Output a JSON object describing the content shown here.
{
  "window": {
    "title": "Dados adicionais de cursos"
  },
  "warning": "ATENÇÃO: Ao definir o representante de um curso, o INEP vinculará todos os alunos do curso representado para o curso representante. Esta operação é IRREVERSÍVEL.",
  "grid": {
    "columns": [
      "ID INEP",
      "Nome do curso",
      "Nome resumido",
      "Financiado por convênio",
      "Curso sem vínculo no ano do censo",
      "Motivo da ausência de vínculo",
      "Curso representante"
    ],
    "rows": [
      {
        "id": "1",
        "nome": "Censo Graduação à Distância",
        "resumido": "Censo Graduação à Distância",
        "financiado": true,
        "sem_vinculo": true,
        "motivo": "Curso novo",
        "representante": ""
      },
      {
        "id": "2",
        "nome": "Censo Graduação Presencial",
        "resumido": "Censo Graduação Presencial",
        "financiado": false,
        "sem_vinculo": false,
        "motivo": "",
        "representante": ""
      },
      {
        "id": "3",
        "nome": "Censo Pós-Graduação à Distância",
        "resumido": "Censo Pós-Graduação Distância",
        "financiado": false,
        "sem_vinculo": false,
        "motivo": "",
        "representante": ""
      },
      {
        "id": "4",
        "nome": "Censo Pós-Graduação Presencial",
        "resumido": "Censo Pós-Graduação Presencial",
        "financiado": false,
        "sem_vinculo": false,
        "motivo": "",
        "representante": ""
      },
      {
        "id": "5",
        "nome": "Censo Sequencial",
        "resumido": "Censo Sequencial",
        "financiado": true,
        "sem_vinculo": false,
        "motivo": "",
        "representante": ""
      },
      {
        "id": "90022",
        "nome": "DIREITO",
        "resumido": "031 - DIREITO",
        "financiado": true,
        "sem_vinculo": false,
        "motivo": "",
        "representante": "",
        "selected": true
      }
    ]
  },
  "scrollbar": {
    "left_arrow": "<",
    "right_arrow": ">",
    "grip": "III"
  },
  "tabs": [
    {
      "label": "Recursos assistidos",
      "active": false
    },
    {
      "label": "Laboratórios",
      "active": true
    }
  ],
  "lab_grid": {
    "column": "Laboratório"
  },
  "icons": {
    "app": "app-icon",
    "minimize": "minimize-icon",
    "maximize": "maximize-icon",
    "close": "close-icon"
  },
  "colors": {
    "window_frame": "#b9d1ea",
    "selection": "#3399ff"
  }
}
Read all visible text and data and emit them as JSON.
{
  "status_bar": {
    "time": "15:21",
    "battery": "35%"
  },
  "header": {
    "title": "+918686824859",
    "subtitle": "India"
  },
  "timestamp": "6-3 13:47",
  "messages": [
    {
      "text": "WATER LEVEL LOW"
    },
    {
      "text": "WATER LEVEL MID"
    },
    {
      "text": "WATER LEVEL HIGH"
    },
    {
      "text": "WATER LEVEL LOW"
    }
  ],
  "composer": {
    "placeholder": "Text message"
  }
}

## DIRECTIONS
Check each line above for the word "JSON", and copy the lines where it appears.

## WRITTEN ANSWER
Output a JSON object describing the content shown here.
Read all visible text and data and emit them as JSON.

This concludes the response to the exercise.